YOUR GOAL:
Transcribe all of the material below word for word and leave out its pictures.
──────── ROWS ────────
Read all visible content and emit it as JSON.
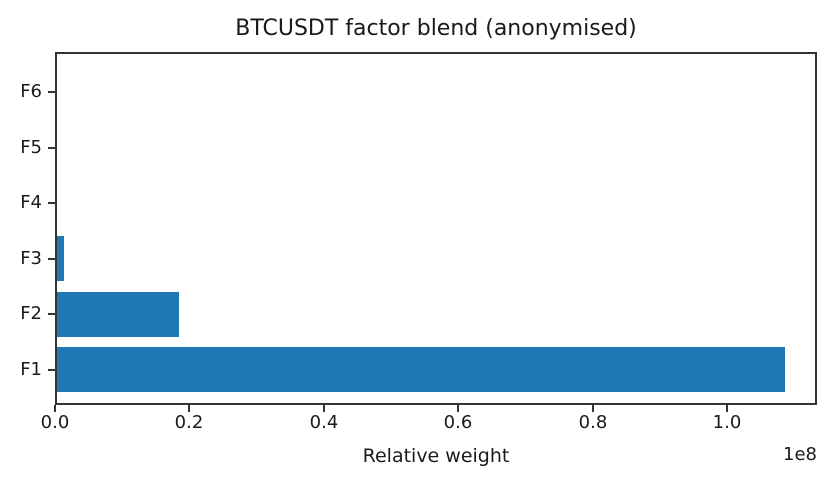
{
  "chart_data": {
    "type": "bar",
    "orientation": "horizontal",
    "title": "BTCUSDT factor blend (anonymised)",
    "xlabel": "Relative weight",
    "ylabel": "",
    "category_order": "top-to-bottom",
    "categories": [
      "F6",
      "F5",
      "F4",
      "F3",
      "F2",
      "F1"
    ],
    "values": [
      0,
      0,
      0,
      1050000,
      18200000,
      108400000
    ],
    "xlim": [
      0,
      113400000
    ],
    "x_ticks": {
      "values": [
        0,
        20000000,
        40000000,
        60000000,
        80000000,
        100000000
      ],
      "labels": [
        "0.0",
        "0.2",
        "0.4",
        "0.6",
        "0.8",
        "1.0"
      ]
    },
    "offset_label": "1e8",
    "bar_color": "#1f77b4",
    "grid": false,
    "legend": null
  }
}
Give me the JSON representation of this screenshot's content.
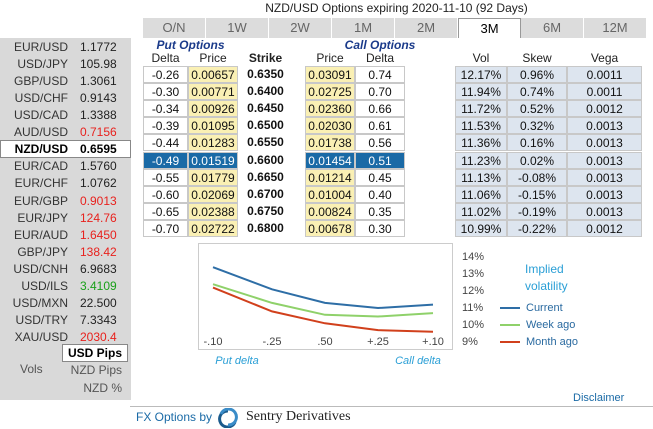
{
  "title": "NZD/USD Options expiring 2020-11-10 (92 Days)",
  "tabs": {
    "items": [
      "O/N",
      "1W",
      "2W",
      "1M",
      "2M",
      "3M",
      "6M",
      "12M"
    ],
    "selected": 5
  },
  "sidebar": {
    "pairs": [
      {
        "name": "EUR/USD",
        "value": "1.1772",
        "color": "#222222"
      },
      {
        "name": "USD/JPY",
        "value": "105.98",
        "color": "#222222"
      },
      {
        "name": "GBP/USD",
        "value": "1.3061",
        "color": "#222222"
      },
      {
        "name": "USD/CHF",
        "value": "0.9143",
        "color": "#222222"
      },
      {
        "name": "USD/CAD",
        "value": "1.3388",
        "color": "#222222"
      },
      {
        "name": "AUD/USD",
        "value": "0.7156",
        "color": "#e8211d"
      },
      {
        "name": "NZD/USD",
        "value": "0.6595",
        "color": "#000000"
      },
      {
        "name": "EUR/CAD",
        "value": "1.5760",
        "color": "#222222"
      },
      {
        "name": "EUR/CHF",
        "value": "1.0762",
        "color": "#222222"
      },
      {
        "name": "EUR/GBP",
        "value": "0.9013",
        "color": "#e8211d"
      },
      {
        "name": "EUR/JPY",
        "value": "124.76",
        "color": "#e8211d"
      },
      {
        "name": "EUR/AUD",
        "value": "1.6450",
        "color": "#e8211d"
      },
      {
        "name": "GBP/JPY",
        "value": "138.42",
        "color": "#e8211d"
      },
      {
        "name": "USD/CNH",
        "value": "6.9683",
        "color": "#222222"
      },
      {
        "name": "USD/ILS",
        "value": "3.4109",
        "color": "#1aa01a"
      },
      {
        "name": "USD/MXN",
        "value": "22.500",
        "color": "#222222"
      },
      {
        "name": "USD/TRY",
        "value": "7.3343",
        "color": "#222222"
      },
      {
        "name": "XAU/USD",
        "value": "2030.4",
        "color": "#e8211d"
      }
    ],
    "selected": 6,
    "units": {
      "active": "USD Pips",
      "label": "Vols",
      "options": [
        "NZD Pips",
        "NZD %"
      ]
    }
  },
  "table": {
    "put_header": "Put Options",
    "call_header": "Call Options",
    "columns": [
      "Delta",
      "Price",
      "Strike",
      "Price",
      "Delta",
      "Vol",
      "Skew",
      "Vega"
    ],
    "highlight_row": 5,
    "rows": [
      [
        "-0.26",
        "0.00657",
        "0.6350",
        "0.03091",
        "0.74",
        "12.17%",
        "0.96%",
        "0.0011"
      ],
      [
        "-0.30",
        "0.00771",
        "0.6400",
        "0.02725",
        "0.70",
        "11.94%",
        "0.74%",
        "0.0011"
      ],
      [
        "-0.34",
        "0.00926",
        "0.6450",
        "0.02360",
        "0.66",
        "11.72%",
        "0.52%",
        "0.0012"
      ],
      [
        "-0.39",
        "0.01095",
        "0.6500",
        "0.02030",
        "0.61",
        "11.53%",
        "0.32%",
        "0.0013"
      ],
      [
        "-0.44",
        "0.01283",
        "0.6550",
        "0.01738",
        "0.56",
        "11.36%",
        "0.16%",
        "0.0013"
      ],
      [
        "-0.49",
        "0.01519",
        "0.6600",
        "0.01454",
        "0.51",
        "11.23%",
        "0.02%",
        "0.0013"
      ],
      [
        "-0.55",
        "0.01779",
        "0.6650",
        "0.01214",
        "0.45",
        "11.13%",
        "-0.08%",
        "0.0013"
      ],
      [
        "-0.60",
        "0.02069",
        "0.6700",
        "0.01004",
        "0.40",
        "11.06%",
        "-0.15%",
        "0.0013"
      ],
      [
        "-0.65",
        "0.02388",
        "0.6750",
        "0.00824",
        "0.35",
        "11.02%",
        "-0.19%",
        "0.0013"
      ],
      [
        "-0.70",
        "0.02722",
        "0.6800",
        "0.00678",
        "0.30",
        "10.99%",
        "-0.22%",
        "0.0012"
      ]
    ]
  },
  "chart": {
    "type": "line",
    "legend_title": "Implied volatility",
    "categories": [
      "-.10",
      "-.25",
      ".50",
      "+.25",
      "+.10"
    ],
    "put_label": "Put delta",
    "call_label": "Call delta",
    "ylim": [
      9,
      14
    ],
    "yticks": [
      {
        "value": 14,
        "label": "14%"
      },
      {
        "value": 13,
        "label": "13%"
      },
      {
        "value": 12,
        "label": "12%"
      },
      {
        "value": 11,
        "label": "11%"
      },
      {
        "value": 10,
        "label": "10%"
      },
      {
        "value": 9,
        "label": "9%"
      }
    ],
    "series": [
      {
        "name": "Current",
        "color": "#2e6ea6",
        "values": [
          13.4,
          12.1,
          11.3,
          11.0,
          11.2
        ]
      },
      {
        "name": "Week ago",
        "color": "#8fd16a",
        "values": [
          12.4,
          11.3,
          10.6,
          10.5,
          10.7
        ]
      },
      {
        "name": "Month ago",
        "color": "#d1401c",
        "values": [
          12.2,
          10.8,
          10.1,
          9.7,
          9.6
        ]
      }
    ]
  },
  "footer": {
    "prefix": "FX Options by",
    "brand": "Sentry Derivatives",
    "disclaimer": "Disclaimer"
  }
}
────────
TASK SOLUTION:
Read all visible content and emit it as JSON.
{
  "chart_data": {
    "type": "bar",
    "orientation": "horizontal",
    "title": "BTCUSDT factor blend (anonymised)",
    "xlabel": "Relative weight",
    "ylabel": "",
    "category_order": "top-to-bottom",
    "categories": [
      "F6",
      "F5",
      "F4",
      "F3",
      "F2",
      "F1"
    ],
    "values": [
      0,
      0,
      0,
      1050000,
      18200000,
      108400000
    ],
    "xlim": [
      0,
      113400000
    ],
    "x_ticks": {
      "values": [
        0,
        20000000,
        40000000,
        60000000,
        80000000,
        100000000
      ],
      "labels": [
        "0.0",
        "0.2",
        "0.4",
        "0.6",
        "0.8",
        "1.0"
      ]
    },
    "offset_label": "1e8",
    "bar_color": "#1f77b4",
    "grid": false,
    "legend": null
  }
}
Give me the JSON representation of this screenshot's content.
{
  "title": "NZD/USD Options expiring 2020-11-10 (92 Days)",
  "tabs": {
    "items": [
      "O/N",
      "1W",
      "2W",
      "1M",
      "2M",
      "3M",
      "6M",
      "12M"
    ],
    "selected": 5
  },
  "sidebar": {
    "pairs": [
      {
        "name": "EUR/USD",
        "value": "1.1772",
        "color": "#222222"
      },
      {
        "name": "USD/JPY",
        "value": "105.98",
        "color": "#222222"
      },
      {
        "name": "GBP/USD",
        "value": "1.3061",
        "color": "#222222"
      },
      {
        "name": "USD/CHF",
        "value": "0.9143",
        "color": "#222222"
      },
      {
        "name": "USD/CAD",
        "value": "1.3388",
        "color": "#222222"
      },
      {
        "name": "AUD/USD",
        "value": "0.7156",
        "color": "#e8211d"
      },
      {
        "name": "NZD/USD",
        "value": "0.6595",
        "color": "#000000"
      },
      {
        "name": "EUR/CAD",
        "value": "1.5760",
        "color": "#222222"
      },
      {
        "name": "EUR/CHF",
        "value": "1.0762",
        "color": "#222222"
      },
      {
        "name": "EUR/GBP",
        "value": "0.9013",
        "color": "#e8211d"
      },
      {
        "name": "EUR/JPY",
        "value": "124.76",
        "color": "#e8211d"
      },
      {
        "name": "EUR/AUD",
        "value": "1.6450",
        "color": "#e8211d"
      },
      {
        "name": "GBP/JPY",
        "value": "138.42",
        "color": "#e8211d"
      },
      {
        "name": "USD/CNH",
        "value": "6.9683",
        "color": "#222222"
      },
      {
        "name": "USD/ILS",
        "value": "3.4109",
        "color": "#1aa01a"
      },
      {
        "name": "USD/MXN",
        "value": "22.500",
        "color": "#222222"
      },
      {
        "name": "USD/TRY",
        "value": "7.3343",
        "color": "#222222"
      },
      {
        "name": "XAU/USD",
        "value": "2030.4",
        "color": "#e8211d"
      }
    ],
    "selected": 6,
    "units": {
      "active": "USD Pips",
      "label": "Vols",
      "options": [
        "NZD Pips",
        "NZD %"
      ]
    }
  },
  "table": {
    "put_header": "Put Options",
    "call_header": "Call Options",
    "columns": [
      "Delta",
      "Price",
      "Strike",
      "Price",
      "Delta",
      "Vol",
      "Skew",
      "Vega"
    ],
    "highlight_row": 5,
    "rows": [
      [
        "-0.26",
        "0.00657",
        "0.6350",
        "0.03091",
        "0.74",
        "12.17%",
        "0.96%",
        "0.0011"
      ],
      [
        "-0.30",
        "0.00771",
        "0.6400",
        "0.02725",
        "0.70",
        "11.94%",
        "0.74%",
        "0.0011"
      ],
      [
        "-0.34",
        "0.00926",
        "0.6450",
        "0.02360",
        "0.66",
        "11.72%",
        "0.52%",
        "0.0012"
      ],
      [
        "-0.39",
        "0.01095",
        "0.6500",
        "0.02030",
        "0.61",
        "11.53%",
        "0.32%",
        "0.0013"
      ],
      [
        "-0.44",
        "0.01283",
        "0.6550",
        "0.01738",
        "0.56",
        "11.36%",
        "0.16%",
        "0.0013"
      ],
      [
        "-0.49",
        "0.01519",
        "0.6600",
        "0.01454",
        "0.51",
        "11.23%",
        "0.02%",
        "0.0013"
      ],
      [
        "-0.55",
        "0.01779",
        "0.6650",
        "0.01214",
        "0.45",
        "11.13%",
        "-0.08%",
        "0.0013"
      ],
      [
        "-0.60",
        "0.02069",
        "0.6700",
        "0.01004",
        "0.40",
        "11.06%",
        "-0.15%",
        "0.0013"
      ],
      [
        "-0.65",
        "0.02388",
        "0.6750",
        "0.00824",
        "0.35",
        "11.02%",
        "-0.19%",
        "0.0013"
      ],
      [
        "-0.70",
        "0.02722",
        "0.6800",
        "0.00678",
        "0.30",
        "10.99%",
        "-0.22%",
        "0.0012"
      ]
    ]
  },
  "chart": {
    "type": "line",
    "legend_title": "Implied volatility",
    "categories": [
      "-.10",
      "-.25",
      ".50",
      "+.25",
      "+.10"
    ],
    "put_label": "Put delta",
    "call_label": "Call delta",
    "ylim": [
      9,
      14
    ],
    "yticks": [
      {
        "value": 14,
        "label": "14%"
      },
      {
        "value": 13,
        "label": "13%"
      },
      {
        "value": 12,
        "label": "12%"
      },
      {
        "value": 11,
        "label": "11%"
      },
      {
        "value": 10,
        "label": "10%"
      },
      {
        "value": 9,
        "label": "9%"
      }
    ],
    "series": [
      {
        "name": "Current",
        "color": "#2e6ea6",
        "values": [
          13.4,
          12.1,
          11.3,
          11.0,
          11.2
        ]
      },
      {
        "name": "Week ago",
        "color": "#8fd16a",
        "values": [
          12.4,
          11.3,
          10.6,
          10.5,
          10.7
        ]
      },
      {
        "name": "Month ago",
        "color": "#d1401c",
        "values": [
          12.2,
          10.8,
          10.1,
          9.7,
          9.6
        ]
      }
    ]
  },
  "footer": {
    "prefix": "FX Options by",
    "brand": "Sentry Derivatives",
    "disclaimer": "Disclaimer"
  }
}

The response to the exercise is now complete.